++++ RAW DATA
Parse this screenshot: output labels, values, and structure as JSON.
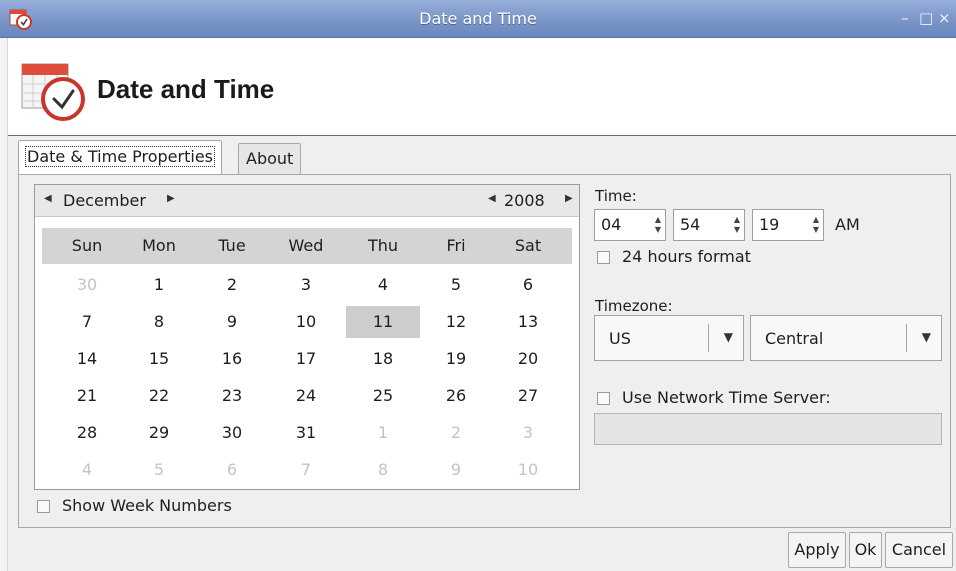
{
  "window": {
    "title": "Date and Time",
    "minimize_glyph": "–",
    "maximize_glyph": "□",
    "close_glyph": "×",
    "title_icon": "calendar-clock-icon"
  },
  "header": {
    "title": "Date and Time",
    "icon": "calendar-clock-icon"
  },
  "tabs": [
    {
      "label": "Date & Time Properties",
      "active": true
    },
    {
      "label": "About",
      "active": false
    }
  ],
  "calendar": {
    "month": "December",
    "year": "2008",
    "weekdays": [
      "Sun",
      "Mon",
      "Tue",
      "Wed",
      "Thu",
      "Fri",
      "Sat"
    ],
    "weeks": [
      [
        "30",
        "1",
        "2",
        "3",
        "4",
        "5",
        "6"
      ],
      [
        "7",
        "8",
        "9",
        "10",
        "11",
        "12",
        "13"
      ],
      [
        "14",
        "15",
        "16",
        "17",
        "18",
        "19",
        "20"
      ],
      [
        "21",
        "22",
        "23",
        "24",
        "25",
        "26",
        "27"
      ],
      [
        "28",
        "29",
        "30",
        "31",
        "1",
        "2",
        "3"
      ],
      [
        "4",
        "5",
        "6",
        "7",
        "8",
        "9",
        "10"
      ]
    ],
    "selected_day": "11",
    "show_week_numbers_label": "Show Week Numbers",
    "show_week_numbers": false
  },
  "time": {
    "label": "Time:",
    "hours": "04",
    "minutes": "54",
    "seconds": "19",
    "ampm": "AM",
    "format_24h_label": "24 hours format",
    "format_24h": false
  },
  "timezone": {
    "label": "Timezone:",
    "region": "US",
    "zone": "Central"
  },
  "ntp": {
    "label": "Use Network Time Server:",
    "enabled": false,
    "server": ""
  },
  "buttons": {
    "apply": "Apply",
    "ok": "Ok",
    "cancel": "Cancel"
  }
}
++++++++
++++ RAW DATA
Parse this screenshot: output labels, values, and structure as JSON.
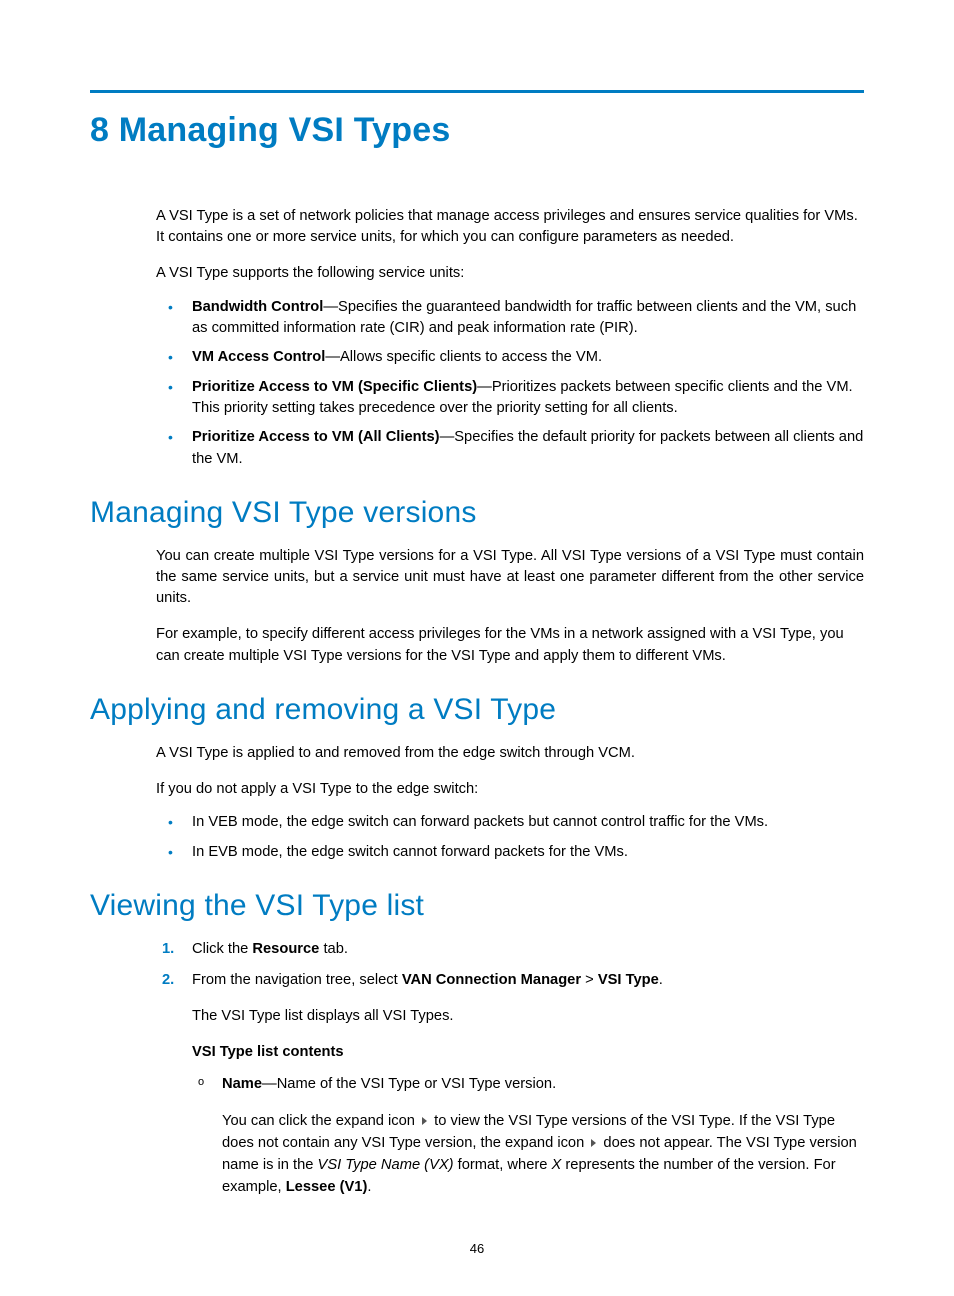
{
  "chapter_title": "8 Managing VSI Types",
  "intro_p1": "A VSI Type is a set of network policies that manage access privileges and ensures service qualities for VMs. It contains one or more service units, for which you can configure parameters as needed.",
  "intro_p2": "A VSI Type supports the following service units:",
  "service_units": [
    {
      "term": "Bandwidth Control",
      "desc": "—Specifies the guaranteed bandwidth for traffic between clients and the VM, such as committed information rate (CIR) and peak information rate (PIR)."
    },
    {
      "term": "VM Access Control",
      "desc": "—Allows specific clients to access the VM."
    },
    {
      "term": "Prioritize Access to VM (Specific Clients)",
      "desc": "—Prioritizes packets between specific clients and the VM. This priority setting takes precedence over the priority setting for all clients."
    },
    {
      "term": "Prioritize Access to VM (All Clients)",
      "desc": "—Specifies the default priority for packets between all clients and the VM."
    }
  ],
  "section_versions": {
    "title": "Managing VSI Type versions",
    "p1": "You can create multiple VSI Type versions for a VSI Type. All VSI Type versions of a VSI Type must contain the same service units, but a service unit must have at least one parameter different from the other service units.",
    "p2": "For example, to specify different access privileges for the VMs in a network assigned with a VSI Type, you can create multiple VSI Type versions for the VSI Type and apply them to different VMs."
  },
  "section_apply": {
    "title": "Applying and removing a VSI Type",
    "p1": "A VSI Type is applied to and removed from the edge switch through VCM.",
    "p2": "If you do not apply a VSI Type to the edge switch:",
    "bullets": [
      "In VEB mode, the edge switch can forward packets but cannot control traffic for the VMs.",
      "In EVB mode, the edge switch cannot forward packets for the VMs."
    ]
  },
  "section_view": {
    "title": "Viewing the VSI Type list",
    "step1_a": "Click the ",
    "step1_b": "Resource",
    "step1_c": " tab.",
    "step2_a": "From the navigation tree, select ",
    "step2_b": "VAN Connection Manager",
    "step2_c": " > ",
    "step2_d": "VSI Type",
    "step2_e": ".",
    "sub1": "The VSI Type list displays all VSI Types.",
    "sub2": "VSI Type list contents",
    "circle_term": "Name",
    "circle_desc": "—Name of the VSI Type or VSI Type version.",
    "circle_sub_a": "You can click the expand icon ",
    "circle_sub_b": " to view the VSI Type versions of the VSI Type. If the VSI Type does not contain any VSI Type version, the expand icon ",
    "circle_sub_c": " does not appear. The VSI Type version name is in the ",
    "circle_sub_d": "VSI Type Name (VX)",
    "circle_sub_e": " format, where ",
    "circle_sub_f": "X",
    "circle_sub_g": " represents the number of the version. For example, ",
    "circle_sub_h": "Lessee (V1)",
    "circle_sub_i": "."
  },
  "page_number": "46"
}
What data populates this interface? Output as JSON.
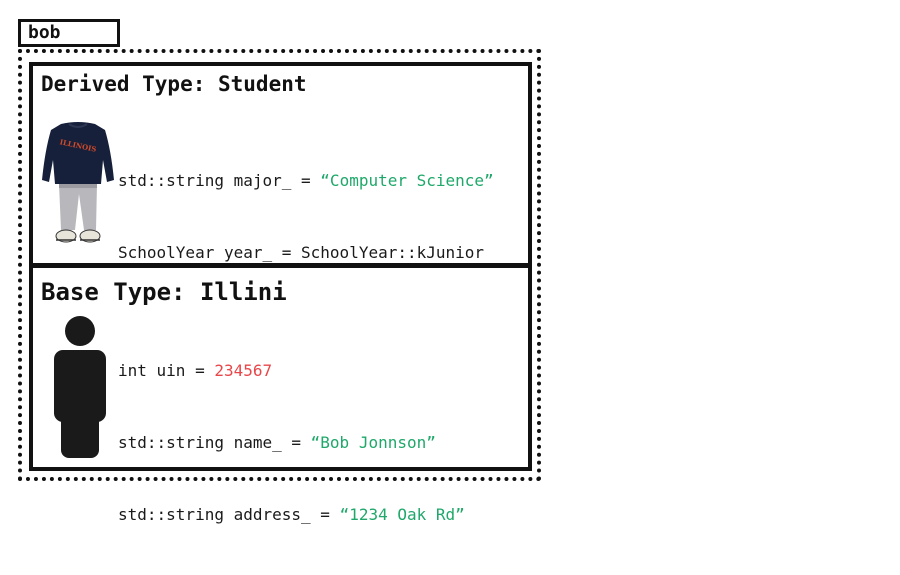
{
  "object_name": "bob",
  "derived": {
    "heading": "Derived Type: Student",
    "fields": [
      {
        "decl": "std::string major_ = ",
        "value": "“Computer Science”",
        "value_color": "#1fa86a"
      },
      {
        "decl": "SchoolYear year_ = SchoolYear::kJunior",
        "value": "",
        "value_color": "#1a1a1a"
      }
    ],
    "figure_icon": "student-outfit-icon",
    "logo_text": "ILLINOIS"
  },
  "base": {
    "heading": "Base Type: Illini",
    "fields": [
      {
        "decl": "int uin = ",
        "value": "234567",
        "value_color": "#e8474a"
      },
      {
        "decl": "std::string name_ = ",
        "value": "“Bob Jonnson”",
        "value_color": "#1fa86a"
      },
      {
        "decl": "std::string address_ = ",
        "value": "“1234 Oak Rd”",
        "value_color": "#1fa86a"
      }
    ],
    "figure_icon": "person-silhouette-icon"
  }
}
++++++++
### PROBLEM TO SOLVE
From the listing above, copy out each line where the word "does" appears.

### RESPONSE TO THE TASK
    "circle_sub_b": " to view the VSI Type versions of the VSI Type. If the VSI Type does not contain any VSI Type version, the expand icon ",
    "circle_sub_c": " does not appear. The VSI Type version name is in the ",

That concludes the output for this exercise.